## Written instruction:
Pick out all lines of the entries that include the word "page" and copy them.
-----
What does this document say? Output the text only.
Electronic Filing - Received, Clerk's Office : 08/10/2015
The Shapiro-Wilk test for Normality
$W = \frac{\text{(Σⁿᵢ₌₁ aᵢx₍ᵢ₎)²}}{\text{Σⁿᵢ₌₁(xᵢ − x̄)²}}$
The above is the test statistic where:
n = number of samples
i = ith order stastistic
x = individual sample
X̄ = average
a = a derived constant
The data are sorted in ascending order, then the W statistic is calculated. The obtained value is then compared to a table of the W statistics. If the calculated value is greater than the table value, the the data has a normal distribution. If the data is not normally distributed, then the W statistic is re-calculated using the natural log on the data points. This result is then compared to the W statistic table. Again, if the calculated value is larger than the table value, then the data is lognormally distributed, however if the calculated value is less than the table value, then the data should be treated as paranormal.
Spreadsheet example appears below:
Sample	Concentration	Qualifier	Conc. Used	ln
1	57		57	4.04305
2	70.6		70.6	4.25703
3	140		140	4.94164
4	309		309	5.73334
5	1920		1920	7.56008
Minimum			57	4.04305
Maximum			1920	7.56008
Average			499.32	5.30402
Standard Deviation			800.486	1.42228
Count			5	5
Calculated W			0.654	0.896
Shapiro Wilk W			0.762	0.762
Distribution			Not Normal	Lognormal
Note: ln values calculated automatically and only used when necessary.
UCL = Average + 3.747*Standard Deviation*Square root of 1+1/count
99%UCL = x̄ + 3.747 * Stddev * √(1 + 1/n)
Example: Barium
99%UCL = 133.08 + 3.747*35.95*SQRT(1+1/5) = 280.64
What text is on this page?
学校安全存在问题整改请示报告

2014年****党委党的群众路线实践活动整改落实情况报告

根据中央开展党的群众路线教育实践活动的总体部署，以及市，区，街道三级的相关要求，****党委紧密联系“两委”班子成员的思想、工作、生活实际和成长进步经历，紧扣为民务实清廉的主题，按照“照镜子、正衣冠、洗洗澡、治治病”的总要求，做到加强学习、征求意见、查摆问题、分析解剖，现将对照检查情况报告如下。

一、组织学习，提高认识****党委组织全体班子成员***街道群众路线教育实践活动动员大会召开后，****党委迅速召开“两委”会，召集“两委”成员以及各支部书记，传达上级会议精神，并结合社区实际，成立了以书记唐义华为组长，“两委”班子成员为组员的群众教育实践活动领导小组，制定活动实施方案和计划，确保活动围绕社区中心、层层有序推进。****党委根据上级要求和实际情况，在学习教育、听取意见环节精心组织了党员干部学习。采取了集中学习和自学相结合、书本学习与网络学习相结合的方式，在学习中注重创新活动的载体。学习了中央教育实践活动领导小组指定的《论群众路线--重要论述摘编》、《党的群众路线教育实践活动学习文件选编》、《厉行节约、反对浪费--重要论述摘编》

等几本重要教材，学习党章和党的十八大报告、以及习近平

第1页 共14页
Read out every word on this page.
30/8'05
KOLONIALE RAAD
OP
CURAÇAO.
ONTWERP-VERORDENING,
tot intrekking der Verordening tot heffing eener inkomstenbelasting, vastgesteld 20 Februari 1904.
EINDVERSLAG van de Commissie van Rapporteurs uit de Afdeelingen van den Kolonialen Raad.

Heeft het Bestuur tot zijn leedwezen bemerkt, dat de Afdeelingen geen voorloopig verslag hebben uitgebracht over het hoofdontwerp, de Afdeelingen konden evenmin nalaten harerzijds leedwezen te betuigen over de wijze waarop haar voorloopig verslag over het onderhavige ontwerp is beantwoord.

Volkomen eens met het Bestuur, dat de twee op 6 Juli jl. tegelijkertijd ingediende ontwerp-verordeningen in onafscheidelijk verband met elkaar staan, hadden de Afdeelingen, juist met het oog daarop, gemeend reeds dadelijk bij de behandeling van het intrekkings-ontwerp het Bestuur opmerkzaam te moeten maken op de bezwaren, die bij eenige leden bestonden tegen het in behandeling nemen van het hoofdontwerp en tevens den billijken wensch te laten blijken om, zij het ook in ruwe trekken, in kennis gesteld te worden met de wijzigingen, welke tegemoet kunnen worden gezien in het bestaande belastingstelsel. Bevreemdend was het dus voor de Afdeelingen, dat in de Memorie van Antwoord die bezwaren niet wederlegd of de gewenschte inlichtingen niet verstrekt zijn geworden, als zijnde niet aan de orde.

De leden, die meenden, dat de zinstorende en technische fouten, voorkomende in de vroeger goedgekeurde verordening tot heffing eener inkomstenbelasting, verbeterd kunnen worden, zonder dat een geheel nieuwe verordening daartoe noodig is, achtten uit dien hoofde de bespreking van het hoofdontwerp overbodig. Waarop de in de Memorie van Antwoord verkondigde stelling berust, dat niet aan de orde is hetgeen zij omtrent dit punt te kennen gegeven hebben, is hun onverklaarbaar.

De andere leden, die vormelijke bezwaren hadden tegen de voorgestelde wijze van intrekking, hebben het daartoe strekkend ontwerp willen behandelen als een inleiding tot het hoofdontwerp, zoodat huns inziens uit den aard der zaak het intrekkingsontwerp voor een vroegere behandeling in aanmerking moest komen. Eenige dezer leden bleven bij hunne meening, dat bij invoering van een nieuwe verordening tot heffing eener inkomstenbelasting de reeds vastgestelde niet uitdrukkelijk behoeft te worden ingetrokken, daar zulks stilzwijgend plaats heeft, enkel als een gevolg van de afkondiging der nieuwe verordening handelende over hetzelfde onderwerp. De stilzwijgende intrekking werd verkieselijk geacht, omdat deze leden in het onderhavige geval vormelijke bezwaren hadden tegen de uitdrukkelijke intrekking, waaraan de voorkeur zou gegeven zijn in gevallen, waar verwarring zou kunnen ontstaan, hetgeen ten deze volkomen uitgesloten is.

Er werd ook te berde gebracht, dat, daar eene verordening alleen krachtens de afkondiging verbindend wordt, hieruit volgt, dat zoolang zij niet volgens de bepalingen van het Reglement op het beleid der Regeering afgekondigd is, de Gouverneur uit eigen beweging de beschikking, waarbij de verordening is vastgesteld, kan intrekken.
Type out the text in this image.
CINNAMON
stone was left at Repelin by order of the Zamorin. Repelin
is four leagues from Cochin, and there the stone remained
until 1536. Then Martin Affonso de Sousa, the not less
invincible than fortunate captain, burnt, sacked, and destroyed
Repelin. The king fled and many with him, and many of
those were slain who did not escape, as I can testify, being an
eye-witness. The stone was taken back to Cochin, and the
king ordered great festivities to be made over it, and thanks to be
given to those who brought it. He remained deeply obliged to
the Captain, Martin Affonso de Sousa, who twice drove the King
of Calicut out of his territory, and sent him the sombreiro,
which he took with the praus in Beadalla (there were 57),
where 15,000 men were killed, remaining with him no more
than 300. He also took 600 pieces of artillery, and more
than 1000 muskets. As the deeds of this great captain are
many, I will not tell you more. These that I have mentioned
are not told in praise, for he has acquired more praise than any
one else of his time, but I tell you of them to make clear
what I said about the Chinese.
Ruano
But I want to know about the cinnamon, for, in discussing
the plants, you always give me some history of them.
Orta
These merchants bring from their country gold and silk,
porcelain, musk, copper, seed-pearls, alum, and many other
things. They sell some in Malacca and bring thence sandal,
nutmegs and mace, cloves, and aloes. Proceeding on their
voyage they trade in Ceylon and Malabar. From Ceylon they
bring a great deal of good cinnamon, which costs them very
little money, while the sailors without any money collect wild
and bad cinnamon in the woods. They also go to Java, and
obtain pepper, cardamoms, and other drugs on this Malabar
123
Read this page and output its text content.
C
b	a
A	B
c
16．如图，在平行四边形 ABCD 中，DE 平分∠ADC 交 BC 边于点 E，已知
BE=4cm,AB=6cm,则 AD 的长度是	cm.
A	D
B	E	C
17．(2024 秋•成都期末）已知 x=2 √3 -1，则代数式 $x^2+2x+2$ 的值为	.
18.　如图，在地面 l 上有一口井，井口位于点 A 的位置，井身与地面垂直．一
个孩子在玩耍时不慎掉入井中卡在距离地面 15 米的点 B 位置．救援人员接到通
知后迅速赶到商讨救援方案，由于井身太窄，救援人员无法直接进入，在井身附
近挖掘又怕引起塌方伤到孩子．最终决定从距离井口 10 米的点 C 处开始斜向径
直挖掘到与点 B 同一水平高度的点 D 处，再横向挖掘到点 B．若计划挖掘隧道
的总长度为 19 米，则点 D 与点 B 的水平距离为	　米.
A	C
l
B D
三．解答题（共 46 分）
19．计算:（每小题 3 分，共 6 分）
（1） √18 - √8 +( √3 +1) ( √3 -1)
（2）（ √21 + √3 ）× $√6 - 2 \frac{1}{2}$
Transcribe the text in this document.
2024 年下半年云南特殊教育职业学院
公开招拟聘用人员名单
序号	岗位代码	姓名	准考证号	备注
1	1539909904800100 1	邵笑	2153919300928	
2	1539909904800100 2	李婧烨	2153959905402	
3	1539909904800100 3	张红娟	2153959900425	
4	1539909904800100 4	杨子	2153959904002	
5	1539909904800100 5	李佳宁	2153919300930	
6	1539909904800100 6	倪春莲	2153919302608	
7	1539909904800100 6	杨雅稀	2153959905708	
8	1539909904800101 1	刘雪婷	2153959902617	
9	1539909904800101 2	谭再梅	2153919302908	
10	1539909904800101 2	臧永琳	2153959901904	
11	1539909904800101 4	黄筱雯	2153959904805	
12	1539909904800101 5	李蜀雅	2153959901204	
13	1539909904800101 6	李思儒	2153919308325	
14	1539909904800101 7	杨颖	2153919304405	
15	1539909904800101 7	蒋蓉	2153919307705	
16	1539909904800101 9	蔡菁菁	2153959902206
-----
## Complete output:
What text is on this page?
Read out every word on this page.
Read this page and output its text content.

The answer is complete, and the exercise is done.